Required task: The records below are to be quoted in full; please keep every word exact.

Exercise materials:

^^^^

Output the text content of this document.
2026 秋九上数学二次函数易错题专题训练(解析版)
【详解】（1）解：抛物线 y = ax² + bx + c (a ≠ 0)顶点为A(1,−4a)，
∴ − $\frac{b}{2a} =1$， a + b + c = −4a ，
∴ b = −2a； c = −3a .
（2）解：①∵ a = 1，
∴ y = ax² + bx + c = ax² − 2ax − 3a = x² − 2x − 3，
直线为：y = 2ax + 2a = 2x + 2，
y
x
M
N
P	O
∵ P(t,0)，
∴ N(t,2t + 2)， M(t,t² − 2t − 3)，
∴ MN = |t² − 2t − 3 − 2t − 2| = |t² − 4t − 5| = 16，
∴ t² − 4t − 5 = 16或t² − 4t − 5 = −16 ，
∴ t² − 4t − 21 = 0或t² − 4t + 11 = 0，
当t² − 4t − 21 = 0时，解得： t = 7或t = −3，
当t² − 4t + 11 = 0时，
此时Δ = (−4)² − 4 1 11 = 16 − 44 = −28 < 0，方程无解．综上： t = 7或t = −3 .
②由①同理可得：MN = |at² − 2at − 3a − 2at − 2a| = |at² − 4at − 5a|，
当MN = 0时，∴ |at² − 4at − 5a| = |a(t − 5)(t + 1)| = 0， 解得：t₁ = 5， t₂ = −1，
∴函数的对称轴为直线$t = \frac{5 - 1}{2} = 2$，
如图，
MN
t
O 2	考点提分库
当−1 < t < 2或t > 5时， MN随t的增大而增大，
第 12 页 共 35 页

^^^^

Solved problem:
Output the text content of this document.
2026 秋九上数学二次函数易错题专题训练(解析版)
【详解】（1）解：抛物线 y = ax² + bx + c (a ≠ 0)顶点为A(1,−4a)，
∴ − $\frac{b}{2a} =1$， a + b + c = −4a ，
∴ b = −2a； c = −3a .
（2）解：①∵ a = 1，
∴ y = ax² + bx + c = ax² − 2ax − 3a = x² − 2x − 3，
直线为：y = 2ax + 2a = 2x + 2，
y
x
M
N
P	O
∵ P(t,0)，
∴ N(t,2t + 2)， M(t,t² − 2t − 3)，
∴ MN = |t² − 2t − 3 − 2t − 2| = |t² − 4t − 5| = 16，
∴ t² − 4t − 5 = 16或t² − 4t − 5 = −16 ，
∴ t² − 4t − 21 = 0或t² − 4t + 11 = 0，
当t² − 4t − 21 = 0时，解得： t = 7或t = −3，
当t² − 4t + 11 = 0时，
此时Δ = (−4)² − 4 1 11 = 16 − 44 = −28 < 0，方程无解．综上： t = 7或t = −3 .
②由①同理可得：MN = |at² − 2at − 3a − 2at − 2a| = |at² − 4at − 5a|，
当MN = 0时，∴ |at² − 4at − 5a| = |a(t − 5)(t + 1)| = 0， 解得：t₁ = 5， t₂ = −1，
∴函数的对称轴为直线$t = \frac{5 - 1}{2} = 2$，
如图，
MN
t
O 2	考点提分库
当−1 < t < 2或t > 5时， MN随t的增大而增大，
第 12 页 共 35 页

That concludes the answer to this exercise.